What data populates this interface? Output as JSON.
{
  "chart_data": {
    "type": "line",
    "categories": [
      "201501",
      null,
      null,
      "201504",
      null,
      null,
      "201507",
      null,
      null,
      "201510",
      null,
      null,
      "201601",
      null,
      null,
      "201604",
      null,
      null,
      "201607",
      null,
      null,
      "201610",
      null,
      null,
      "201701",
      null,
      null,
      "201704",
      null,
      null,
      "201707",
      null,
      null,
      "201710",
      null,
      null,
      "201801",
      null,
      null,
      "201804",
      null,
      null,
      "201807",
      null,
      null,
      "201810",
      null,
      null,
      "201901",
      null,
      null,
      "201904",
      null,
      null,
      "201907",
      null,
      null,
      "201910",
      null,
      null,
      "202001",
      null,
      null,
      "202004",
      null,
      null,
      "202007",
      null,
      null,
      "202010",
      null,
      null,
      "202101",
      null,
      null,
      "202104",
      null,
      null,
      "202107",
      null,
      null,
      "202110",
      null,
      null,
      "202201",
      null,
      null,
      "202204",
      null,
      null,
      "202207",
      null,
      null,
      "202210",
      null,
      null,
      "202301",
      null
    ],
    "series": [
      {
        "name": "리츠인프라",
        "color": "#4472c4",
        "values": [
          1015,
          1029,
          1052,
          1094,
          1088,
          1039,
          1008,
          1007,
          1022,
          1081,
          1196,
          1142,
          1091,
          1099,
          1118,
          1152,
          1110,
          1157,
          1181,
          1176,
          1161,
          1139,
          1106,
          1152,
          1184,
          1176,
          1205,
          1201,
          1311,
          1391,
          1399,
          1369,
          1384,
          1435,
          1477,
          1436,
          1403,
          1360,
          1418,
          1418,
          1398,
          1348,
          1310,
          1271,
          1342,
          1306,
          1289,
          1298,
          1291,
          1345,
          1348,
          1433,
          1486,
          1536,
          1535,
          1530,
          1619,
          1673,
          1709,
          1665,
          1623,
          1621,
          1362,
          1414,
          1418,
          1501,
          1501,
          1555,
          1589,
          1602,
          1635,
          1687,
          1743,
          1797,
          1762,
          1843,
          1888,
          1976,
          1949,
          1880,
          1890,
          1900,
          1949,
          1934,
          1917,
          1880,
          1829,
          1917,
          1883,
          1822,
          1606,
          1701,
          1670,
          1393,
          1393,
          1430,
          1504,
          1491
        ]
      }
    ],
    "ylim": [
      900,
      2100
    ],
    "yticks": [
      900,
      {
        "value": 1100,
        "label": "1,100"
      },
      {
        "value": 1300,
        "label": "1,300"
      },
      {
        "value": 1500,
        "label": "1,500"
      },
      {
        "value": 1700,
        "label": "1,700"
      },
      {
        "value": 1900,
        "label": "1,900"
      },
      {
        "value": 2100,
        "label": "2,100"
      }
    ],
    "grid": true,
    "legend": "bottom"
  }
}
________________________
Repeat the entries shown above, every one, word for word.

What data populates this interface? Output as JSON.
{
  "chart_data": {
    "type": "line",
    "categories": [
      "201501",
      null,
      null,
      "201504",
      null,
      null,
      "201507",
      null,
      null,
      "201510",
      null,
      null,
      "201601",
      null,
      null,
      "201604",
      null,
      null,
      "201607",
      null,
      null,
      "201610",
      null,
      null,
      "201701",
      null,
      null,
      "201704",
      null,
      null,
      "201707",
      null,
      null,
      "201710",
      null,
      null,
      "201801",
      null,
      null,
      "201804",
      null,
      null,
      "201807",
      null,
      null,
      "201810",
      null,
      null,
      "201901",
      null,
      null,
      "201904",
      null,
      null,
      "201907",
      null,
      null,
      "201910",
      null,
      null,
      "202001",
      null,
      null,
      "202004",
      null,
      null,
      "202007",
      null,
      null,
      "202010",
      null,
      null,
      "202101",
      null,
      null,
      "202104",
      null,
      null,
      "202107",
      null,
      null,
      "202110",
      null,
      null,
      "202201",
      null,
      null,
      "202204",
      null,
      null,
      "202207",
      null,
      null,
      "202210",
      null,
      null,
      "202301",
      null
    ],
    "series": [
      {
        "name": "리츠인프라",
        "color": "#4472c4",
        "values": [
          1015,
          1029,
          1052,
          1094,
          1088,
          1039,
          1008,
          1007,
          1022,
          1081,
          1196,
          1142,
          1091,
          1099,
          1118,
          1152,
          1110,
          1157,
          1181,
          1176,
          1161,
          1139,
          1106,
          1152,
          1184,
          1176,
          1205,
          1201,
          1311,
          1391,
          1399,
          1369,
          1384,
          1435,
          1477,
          1436,
          1403,
          1360,
          1418,
          1418,
          1398,
          1348,
          1310,
          1271,
          1342,
          1306,
          1289,
          1298,
          1291,
          1345,
          1348,
          1433,
          1486,
          1536,
          1535,
          1530,
          1619,
          1673,
          1709,
          1665,
          1623,
          1621,
          1362,
          1414,
          1418,
          1501,
          1501,
          1555,
          1589,
          1602,
          1635,
          1687,
          1743,
          1797,
          1762,
          1843,
          1888,
          1976,
          1949,
          1880,
          1890,
          1900,
          1949,
          1934,
          1917,
          1880,
          1829,
          1917,
          1883,
          1822,
          1606,
          1701,
          1670,
          1393,
          1393,
          1430,
          1504,
          1491
        ]
      }
    ],
    "ylim": [
      900,
      2100
    ],
    "yticks": [
      900,
      {
        "value": 1100,
        "label": "1,100"
      },
      {
        "value": 1300,
        "label": "1,300"
      },
      {
        "value": 1500,
        "label": "1,500"
      },
      {
        "value": 1700,
        "label": "1,700"
      },
      {
        "value": 1900,
        "label": "1,900"
      },
      {
        "value": 2100,
        "label": "2,100"
      }
    ],
    "grid": true,
    "legend": "bottom"
  }
}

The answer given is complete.